■ **GOAL OF THE EXERCISE**
From the listing below, extract every line containing "text".

■ **RECORD EXTRACTS**
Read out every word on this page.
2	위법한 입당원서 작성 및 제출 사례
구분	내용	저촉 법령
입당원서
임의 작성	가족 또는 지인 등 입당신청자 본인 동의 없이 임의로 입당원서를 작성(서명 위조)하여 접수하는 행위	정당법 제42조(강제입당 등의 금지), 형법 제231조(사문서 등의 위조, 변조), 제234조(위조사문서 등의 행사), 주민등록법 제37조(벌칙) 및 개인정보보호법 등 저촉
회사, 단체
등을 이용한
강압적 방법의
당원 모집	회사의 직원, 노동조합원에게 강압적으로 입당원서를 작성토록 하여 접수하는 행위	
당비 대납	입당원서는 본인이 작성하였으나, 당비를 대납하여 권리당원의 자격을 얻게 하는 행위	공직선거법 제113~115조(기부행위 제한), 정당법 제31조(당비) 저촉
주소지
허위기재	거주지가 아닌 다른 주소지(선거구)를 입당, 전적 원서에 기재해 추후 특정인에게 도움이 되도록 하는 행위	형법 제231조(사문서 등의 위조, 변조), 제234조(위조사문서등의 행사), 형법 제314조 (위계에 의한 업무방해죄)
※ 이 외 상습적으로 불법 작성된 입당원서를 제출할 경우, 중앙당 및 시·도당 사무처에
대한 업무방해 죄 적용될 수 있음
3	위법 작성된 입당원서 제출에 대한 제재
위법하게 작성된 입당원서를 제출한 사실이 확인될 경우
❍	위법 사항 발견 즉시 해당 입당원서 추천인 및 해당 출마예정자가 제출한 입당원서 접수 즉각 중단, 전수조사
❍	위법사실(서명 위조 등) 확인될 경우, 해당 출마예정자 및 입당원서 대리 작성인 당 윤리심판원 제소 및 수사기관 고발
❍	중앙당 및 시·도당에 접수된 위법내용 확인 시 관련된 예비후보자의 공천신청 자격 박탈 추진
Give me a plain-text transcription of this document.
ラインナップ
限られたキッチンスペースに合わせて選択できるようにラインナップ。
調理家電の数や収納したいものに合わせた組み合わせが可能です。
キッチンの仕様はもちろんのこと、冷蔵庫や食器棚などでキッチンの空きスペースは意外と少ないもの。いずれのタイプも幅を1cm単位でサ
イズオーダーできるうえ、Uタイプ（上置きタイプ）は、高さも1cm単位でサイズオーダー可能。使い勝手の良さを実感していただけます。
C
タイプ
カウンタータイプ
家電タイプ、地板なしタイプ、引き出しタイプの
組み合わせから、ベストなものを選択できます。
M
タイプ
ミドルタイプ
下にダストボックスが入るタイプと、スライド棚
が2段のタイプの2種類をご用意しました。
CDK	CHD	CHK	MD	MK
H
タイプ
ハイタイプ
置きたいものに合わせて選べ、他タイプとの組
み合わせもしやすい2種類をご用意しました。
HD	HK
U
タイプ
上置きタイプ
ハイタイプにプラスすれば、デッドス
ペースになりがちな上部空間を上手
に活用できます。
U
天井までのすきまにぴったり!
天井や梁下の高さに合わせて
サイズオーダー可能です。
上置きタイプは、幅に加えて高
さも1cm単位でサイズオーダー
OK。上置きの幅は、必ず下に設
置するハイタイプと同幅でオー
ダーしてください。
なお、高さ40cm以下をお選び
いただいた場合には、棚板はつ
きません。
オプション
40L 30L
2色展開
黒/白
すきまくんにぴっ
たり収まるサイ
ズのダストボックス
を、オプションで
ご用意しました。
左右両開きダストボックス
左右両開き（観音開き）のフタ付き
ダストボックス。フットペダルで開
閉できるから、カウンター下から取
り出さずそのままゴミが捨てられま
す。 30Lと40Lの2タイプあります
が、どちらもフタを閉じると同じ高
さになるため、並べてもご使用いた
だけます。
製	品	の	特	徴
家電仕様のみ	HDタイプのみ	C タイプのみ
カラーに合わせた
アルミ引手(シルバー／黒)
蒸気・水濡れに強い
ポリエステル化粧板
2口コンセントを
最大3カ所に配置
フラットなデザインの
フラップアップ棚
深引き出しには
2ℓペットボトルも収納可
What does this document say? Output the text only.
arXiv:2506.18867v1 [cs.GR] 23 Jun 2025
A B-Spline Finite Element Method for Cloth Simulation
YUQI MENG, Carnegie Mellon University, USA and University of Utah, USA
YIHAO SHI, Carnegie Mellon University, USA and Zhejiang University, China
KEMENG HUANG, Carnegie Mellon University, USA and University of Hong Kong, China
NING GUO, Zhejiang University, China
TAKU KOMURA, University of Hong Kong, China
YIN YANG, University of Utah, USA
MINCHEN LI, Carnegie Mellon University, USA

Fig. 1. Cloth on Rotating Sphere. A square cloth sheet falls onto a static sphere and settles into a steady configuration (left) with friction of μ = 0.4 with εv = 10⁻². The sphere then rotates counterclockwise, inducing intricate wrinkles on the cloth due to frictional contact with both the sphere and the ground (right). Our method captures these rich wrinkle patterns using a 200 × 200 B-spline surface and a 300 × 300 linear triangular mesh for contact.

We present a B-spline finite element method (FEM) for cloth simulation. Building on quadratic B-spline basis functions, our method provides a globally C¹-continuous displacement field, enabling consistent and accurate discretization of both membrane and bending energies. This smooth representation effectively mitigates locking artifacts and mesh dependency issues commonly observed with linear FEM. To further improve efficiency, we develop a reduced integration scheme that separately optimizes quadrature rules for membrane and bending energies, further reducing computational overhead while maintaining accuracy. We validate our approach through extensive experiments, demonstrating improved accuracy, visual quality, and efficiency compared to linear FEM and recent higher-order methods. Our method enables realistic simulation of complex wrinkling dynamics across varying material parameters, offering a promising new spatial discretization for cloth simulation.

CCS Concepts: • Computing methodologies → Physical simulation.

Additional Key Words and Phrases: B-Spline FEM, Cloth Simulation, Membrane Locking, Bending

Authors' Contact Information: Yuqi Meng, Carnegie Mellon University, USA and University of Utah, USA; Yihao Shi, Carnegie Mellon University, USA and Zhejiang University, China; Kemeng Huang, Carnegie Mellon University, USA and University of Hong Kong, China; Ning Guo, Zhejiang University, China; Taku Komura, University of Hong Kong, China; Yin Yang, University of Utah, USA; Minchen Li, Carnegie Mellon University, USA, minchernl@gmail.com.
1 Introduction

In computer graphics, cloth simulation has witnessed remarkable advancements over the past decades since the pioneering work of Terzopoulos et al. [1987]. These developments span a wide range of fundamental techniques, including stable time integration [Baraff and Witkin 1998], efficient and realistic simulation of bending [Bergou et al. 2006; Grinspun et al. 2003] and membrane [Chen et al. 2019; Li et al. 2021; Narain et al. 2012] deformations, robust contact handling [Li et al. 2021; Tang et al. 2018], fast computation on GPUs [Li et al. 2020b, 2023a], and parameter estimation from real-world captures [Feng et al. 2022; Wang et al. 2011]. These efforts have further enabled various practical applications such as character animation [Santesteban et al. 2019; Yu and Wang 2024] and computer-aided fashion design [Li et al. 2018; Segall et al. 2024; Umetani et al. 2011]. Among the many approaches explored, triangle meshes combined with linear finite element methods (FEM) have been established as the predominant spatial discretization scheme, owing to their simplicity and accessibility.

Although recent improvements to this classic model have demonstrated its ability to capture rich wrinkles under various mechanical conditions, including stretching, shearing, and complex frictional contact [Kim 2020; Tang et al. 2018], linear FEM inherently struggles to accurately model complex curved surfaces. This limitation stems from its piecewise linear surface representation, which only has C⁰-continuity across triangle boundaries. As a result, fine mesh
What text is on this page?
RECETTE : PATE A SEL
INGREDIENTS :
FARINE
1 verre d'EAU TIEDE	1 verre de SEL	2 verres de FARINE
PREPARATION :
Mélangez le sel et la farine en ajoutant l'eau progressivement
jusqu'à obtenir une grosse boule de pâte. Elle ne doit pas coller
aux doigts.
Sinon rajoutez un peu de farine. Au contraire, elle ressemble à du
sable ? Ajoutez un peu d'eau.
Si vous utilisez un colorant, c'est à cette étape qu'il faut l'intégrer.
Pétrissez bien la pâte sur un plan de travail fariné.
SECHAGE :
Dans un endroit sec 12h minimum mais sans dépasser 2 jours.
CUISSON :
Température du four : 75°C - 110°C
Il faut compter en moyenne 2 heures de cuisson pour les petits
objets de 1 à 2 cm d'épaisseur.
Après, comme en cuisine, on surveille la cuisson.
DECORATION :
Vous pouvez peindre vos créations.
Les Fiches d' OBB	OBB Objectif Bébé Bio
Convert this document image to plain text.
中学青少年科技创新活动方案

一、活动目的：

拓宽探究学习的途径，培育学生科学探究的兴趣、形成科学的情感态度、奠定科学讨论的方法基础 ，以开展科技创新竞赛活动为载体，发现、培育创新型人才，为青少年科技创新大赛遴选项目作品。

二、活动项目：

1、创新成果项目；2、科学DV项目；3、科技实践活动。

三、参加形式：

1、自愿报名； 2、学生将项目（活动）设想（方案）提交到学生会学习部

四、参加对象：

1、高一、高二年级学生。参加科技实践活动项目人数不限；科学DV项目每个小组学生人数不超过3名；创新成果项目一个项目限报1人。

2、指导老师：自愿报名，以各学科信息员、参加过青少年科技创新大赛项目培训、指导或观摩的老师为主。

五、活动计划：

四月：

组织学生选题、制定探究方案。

■ **EXPECTED ANSWER**
Give me a plain-text transcription of this document.
What does this document say? Output the text only.
What text is on this page?
Convert this document image to plain text.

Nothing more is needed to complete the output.